- Exercise aim -
Please retype the data in full and exactly; the pictures are not part of the copy.

- Entries shown -
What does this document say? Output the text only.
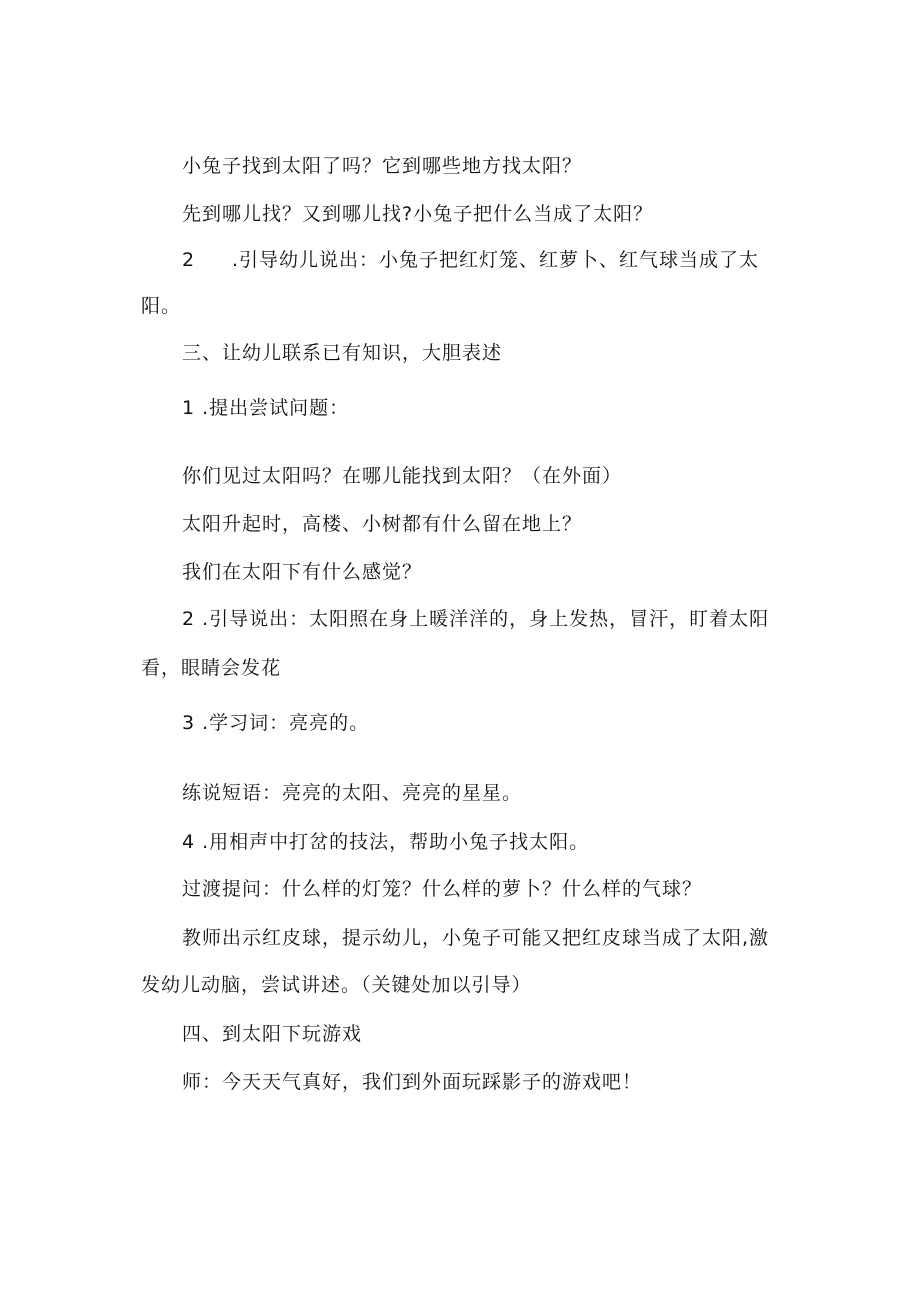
小兔子找到太阳了吗？它到哪些地方找太阳？
先到哪儿找？又到哪儿找?小兔子把什么当成了太阳？
2 .引导幼儿说出：小兔子把红灯笼、红萝卜、红气球当成了太
阳。
三、让幼儿联系已有知识，大胆表述
1 .提出尝试问题：
你们见过太阳吗？在哪儿能找到太阳？（在外面）
太阳升起时，高楼、小树都有什么留在地上？
我们在太阳下有什么感觉？
2 .引导说出：太阳照在身上暖洋洋的，身上发热，冒汗，盯着太阳
看，眼睛会发花
3 .学习词：亮亮的。
练说短语：亮亮的太阳、亮亮的星星。
4 .用相声中打岔的技法，帮助小兔子找太阳。
过渡提问：什么样的灯笼？什么样的萝卜？什么样的气球？
教师出示红皮球，提示幼儿，小兔子可能又把红皮球当成了太阳,激
发幼儿动脑，尝试讲述。（关键处加以引导）
四、到太阳下玩游戏
师：今天天气真好，我们到外面玩踩影子的游戏吧！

- Result for this exercise -
What does this document say? Output the text only.
小兔子找到太阳了吗？它到哪些地方找太阳？
先到哪儿找？又到哪儿找?小兔子把什么当成了太阳？
2 .引导幼儿说出：小兔子把红灯笼、红萝卜、红气球当成了太
阳。
三、让幼儿联系已有知识，大胆表述
1 .提出尝试问题：
你们见过太阳吗？在哪儿能找到太阳？（在外面）
太阳升起时，高楼、小树都有什么留在地上？
我们在太阳下有什么感觉？
2 .引导说出：太阳照在身上暖洋洋的，身上发热，冒汗，盯着太阳
看，眼睛会发花
3 .学习词：亮亮的。
练说短语：亮亮的太阳、亮亮的星星。
4 .用相声中打岔的技法，帮助小兔子找太阳。
过渡提问：什么样的灯笼？什么样的萝卜？什么样的气球？
教师出示红皮球，提示幼儿，小兔子可能又把红皮球当成了太阳,激
发幼儿动脑，尝试讲述。（关键处加以引导）
四、到太阳下玩游戏
师：今天天气真好，我们到外面玩踩影子的游戏吧！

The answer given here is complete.